> **EXERCISE**
Copy each line below without leaving any out.

** begin RECORDS FOR THIS EXERCISE **

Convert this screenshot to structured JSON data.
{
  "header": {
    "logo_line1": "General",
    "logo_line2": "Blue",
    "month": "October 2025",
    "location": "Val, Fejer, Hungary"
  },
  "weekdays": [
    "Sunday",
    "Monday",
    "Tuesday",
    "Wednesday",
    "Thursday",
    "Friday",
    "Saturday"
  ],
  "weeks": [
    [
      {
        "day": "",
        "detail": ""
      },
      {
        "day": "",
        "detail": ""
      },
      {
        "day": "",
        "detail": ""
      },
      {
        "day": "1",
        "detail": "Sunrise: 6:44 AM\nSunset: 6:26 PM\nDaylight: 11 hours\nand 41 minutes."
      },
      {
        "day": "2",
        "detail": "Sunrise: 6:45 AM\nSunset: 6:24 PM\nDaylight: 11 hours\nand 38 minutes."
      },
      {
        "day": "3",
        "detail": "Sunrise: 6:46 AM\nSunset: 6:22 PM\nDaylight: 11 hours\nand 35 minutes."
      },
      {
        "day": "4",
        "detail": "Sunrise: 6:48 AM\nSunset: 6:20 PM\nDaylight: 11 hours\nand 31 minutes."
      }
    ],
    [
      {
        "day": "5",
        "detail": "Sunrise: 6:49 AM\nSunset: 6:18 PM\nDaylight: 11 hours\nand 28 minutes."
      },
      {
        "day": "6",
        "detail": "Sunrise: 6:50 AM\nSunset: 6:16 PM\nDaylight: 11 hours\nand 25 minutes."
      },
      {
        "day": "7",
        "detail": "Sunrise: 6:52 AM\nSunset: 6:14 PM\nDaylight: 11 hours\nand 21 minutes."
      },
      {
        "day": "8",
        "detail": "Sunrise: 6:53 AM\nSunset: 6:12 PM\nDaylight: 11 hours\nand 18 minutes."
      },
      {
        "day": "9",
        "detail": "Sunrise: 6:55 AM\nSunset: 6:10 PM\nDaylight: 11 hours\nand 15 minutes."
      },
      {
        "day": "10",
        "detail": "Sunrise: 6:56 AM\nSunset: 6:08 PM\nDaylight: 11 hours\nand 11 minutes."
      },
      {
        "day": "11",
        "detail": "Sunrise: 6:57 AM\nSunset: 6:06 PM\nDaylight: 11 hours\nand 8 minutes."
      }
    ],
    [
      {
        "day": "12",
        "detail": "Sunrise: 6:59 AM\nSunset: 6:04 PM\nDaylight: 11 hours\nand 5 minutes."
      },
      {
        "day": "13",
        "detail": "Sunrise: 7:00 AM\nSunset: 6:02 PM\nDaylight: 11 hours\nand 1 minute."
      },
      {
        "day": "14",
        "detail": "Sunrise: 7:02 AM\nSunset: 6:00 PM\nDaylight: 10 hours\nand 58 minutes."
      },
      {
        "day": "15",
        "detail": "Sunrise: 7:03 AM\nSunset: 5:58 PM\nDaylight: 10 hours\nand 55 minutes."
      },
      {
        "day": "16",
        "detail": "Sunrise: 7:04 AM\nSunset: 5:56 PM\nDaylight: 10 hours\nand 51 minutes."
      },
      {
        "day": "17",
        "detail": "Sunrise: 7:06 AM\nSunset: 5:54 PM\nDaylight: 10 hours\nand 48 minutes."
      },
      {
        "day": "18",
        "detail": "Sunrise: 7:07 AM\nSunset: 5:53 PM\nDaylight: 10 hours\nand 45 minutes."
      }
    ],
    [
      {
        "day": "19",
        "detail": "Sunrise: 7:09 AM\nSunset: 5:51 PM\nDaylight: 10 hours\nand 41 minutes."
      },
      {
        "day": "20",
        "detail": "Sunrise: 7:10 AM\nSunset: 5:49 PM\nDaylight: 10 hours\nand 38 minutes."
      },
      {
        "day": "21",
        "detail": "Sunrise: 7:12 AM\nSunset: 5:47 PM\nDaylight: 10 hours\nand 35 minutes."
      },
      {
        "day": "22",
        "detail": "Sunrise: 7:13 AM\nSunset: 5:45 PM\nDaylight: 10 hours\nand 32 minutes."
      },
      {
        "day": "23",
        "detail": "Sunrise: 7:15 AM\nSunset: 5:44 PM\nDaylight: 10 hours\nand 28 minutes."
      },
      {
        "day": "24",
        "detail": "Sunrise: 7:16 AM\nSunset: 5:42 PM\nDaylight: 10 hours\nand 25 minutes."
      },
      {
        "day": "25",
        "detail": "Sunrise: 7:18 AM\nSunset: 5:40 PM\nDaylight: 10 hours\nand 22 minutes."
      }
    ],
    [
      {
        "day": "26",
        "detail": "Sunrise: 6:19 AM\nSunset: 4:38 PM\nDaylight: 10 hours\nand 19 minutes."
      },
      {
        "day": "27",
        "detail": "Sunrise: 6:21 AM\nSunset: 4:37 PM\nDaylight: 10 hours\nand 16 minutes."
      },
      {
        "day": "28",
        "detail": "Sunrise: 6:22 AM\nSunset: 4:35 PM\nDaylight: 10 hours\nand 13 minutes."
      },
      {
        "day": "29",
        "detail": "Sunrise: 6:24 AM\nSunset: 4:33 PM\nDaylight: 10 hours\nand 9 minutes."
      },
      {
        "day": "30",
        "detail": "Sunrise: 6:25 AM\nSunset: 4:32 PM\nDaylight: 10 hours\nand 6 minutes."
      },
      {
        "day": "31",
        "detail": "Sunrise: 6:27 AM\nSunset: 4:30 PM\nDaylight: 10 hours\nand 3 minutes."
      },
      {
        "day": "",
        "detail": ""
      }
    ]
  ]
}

** end RECORDS FOR THIS EXERCISE **

> **PROBLEM SOLUTION**
Convert this screenshot to structured JSON data.
{
  "header": {
    "logo_line1": "General",
    "logo_line2": "Blue",
    "month": "October 2025",
    "location": "Val, Fejer, Hungary"
  },
  "weekdays": [
    "Sunday",
    "Monday",
    "Tuesday",
    "Wednesday",
    "Thursday",
    "Friday",
    "Saturday"
  ],
  "weeks": [
    [
      {
        "day": "",
        "detail": ""
      },
      {
        "day": "",
        "detail": ""
      },
      {
        "day": "",
        "detail": ""
      },
      {
        "day": "1",
        "detail": "Sunrise: 6:44 AM\nSunset: 6:26 PM\nDaylight: 11 hours\nand 41 minutes."
      },
      {
        "day": "2",
        "detail": "Sunrise: 6:45 AM\nSunset: 6:24 PM\nDaylight: 11 hours\nand 38 minutes."
      },
      {
        "day": "3",
        "detail": "Sunrise: 6:46 AM\nSunset: 6:22 PM\nDaylight: 11 hours\nand 35 minutes."
      },
      {
        "day": "4",
        "detail": "Sunrise: 6:48 AM\nSunset: 6:20 PM\nDaylight: 11 hours\nand 31 minutes."
      }
    ],
    [
      {
        "day": "5",
        "detail": "Sunrise: 6:49 AM\nSunset: 6:18 PM\nDaylight: 11 hours\nand 28 minutes."
      },
      {
        "day": "6",
        "detail": "Sunrise: 6:50 AM\nSunset: 6:16 PM\nDaylight: 11 hours\nand 25 minutes."
      },
      {
        "day": "7",
        "detail": "Sunrise: 6:52 AM\nSunset: 6:14 PM\nDaylight: 11 hours\nand 21 minutes."
      },
      {
        "day": "8",
        "detail": "Sunrise: 6:53 AM\nSunset: 6:12 PM\nDaylight: 11 hours\nand 18 minutes."
      },
      {
        "day": "9",
        "detail": "Sunrise: 6:55 AM\nSunset: 6:10 PM\nDaylight: 11 hours\nand 15 minutes."
      },
      {
        "day": "10",
        "detail": "Sunrise: 6:56 AM\nSunset: 6:08 PM\nDaylight: 11 hours\nand 11 minutes."
      },
      {
        "day": "11",
        "detail": "Sunrise: 6:57 AM\nSunset: 6:06 PM\nDaylight: 11 hours\nand 8 minutes."
      }
    ],
    [
      {
        "day": "12",
        "detail": "Sunrise: 6:59 AM\nSunset: 6:04 PM\nDaylight: 11 hours\nand 5 minutes."
      },
      {
        "day": "13",
        "detail": "Sunrise: 7:00 AM\nSunset: 6:02 PM\nDaylight: 11 hours\nand 1 minute."
      },
      {
        "day": "14",
        "detail": "Sunrise: 7:02 AM\nSunset: 6:00 PM\nDaylight: 10 hours\nand 58 minutes."
      },
      {
        "day": "15",
        "detail": "Sunrise: 7:03 AM\nSunset: 5:58 PM\nDaylight: 10 hours\nand 55 minutes."
      },
      {
        "day": "16",
        "detail": "Sunrise: 7:04 AM\nSunset: 5:56 PM\nDaylight: 10 hours\nand 51 minutes."
      },
      {
        "day": "17",
        "detail": "Sunrise: 7:06 AM\nSunset: 5:54 PM\nDaylight: 10 hours\nand 48 minutes."
      },
      {
        "day": "18",
        "detail": "Sunrise: 7:07 AM\nSunset: 5:53 PM\nDaylight: 10 hours\nand 45 minutes."
      }
    ],
    [
      {
        "day": "19",
        "detail": "Sunrise: 7:09 AM\nSunset: 5:51 PM\nDaylight: 10 hours\nand 41 minutes."
      },
      {
        "day": "20",
        "detail": "Sunrise: 7:10 AM\nSunset: 5:49 PM\nDaylight: 10 hours\nand 38 minutes."
      },
      {
        "day": "21",
        "detail": "Sunrise: 7:12 AM\nSunset: 5:47 PM\nDaylight: 10 hours\nand 35 minutes."
      },
      {
        "day": "22",
        "detail": "Sunrise: 7:13 AM\nSunset: 5:45 PM\nDaylight: 10 hours\nand 32 minutes."
      },
      {
        "day": "23",
        "detail": "Sunrise: 7:15 AM\nSunset: 5:44 PM\nDaylight: 10 hours\nand 28 minutes."
      },
      {
        "day": "24",
        "detail": "Sunrise: 7:16 AM\nSunset: 5:42 PM\nDaylight: 10 hours\nand 25 minutes."
      },
      {
        "day": "25",
        "detail": "Sunrise: 7:18 AM\nSunset: 5:40 PM\nDaylight: 10 hours\nand 22 minutes."
      }
    ],
    [
      {
        "day": "26",
        "detail": "Sunrise: 6:19 AM\nSunset: 4:38 PM\nDaylight: 10 hours\nand 19 minutes."
      },
      {
        "day": "27",
        "detail": "Sunrise: 6:21 AM\nSunset: 4:37 PM\nDaylight: 10 hours\nand 16 minutes."
      },
      {
        "day": "28",
        "detail": "Sunrise: 6:22 AM\nSunset: 4:35 PM\nDaylight: 10 hours\nand 13 minutes."
      },
      {
        "day": "29",
        "detail": "Sunrise: 6:24 AM\nSunset: 4:33 PM\nDaylight: 10 hours\nand 9 minutes."
      },
      {
        "day": "30",
        "detail": "Sunrise: 6:25 AM\nSunset: 4:32 PM\nDaylight: 10 hours\nand 6 minutes."
      },
      {
        "day": "31",
        "detail": "Sunrise: 6:27 AM\nSunset: 4:30 PM\nDaylight: 10 hours\nand 3 minutes."
      },
      {
        "day": "",
        "detail": ""
      }
    ]
  ]
}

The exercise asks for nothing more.